§ EXTRACTED DATA
—————
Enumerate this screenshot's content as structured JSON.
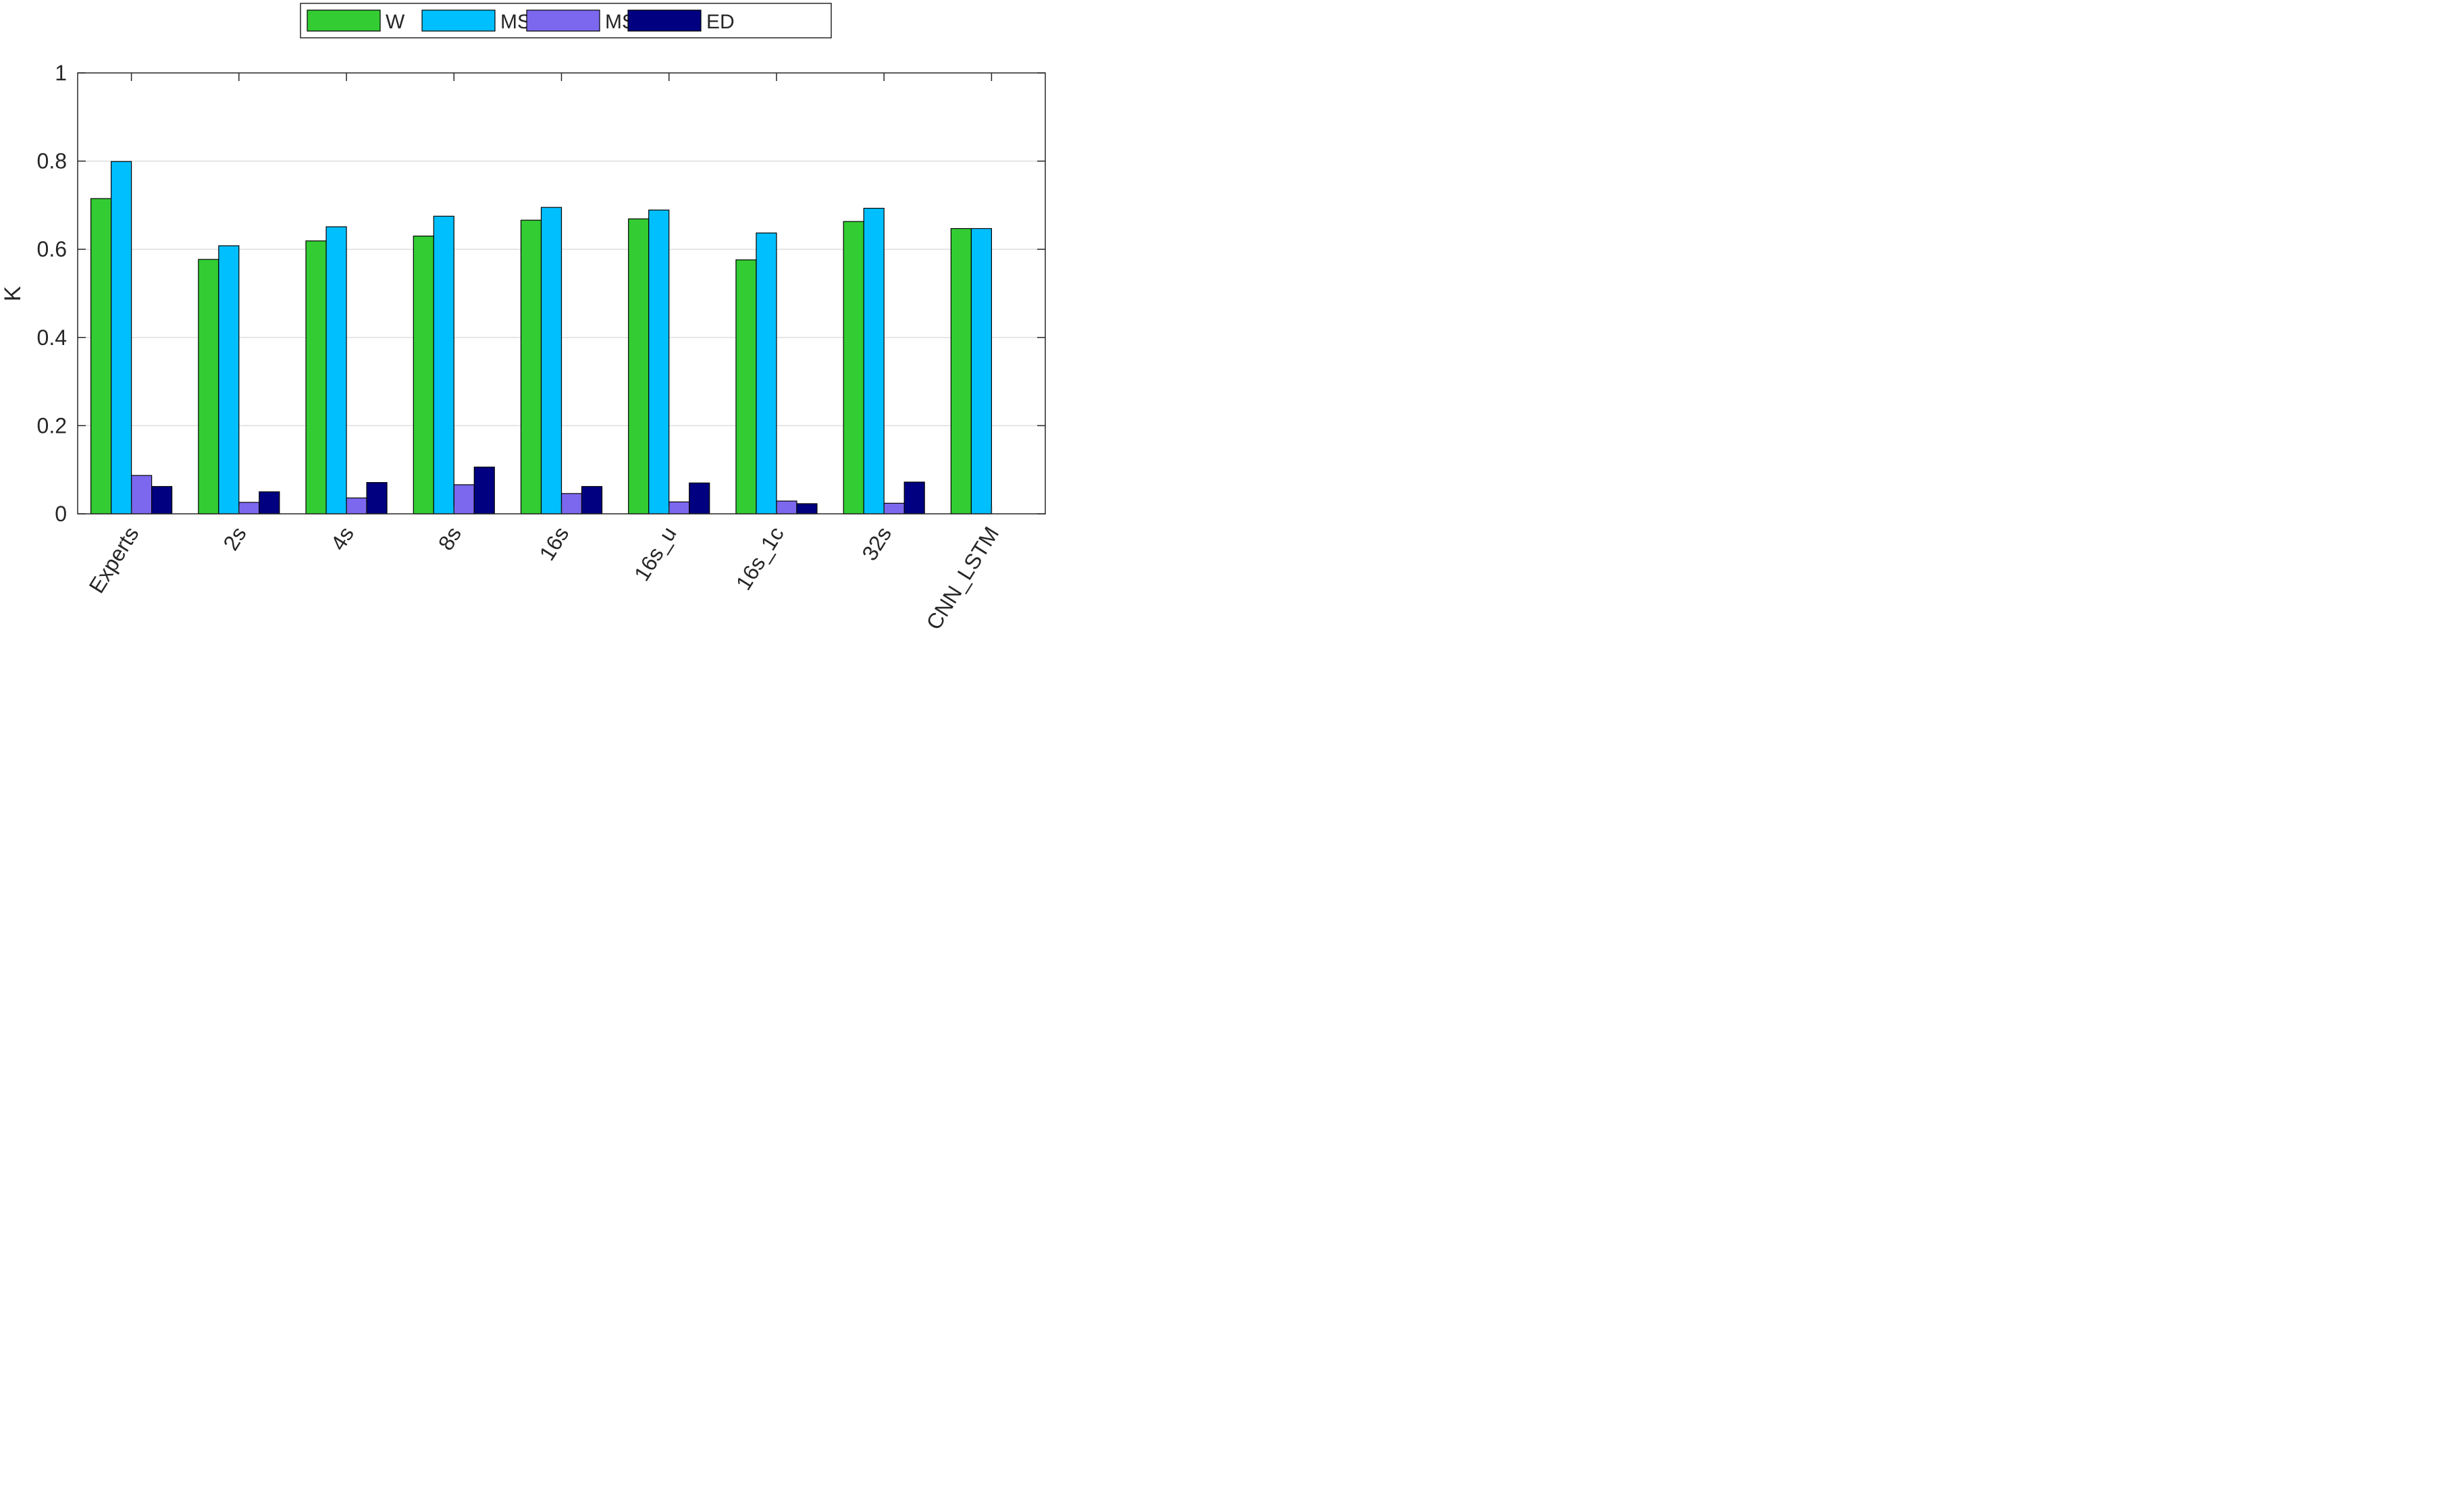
{
  "chart_data": {
    "type": "bar",
    "title": "",
    "xlabel": "",
    "ylabel": "K",
    "ylim": [
      0,
      1
    ],
    "yticks": [
      "0",
      "0.2",
      "0.4",
      "0.6",
      "0.8",
      "1"
    ],
    "grid": "horizontal",
    "legend_position": "top-center",
    "categories": [
      "Experts",
      "2s",
      "4s",
      "8s",
      "16s",
      "16s_u",
      "16s_1c",
      "32s",
      "CNN_LSTM"
    ],
    "series": [
      {
        "name": "W",
        "color": "#33cc33",
        "values": [
          0.715,
          0.577,
          0.619,
          0.63,
          0.666,
          0.669,
          0.576,
          0.663,
          0.647
        ]
      },
      {
        "name": "MSE",
        "color": "#00bfff",
        "values": [
          0.799,
          0.608,
          0.651,
          0.675,
          0.695,
          0.689,
          0.637,
          0.693,
          0.647
        ]
      },
      {
        "name": "MSEc",
        "color": "#7b68ee",
        "values": [
          0.087,
          0.026,
          0.036,
          0.066,
          0.046,
          0.027,
          0.029,
          0.024,
          null
        ]
      },
      {
        "name": "ED",
        "color": "#000080",
        "values": [
          0.062,
          0.05,
          0.071,
          0.106,
          0.062,
          0.07,
          0.023,
          0.072,
          null
        ]
      }
    ]
  }
}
—————
§ WHAT IS EXPECTED
Work out how many lines of the listing above include the word "color". Reply with nothing but the count.

§ EXERCISE ANSWER
4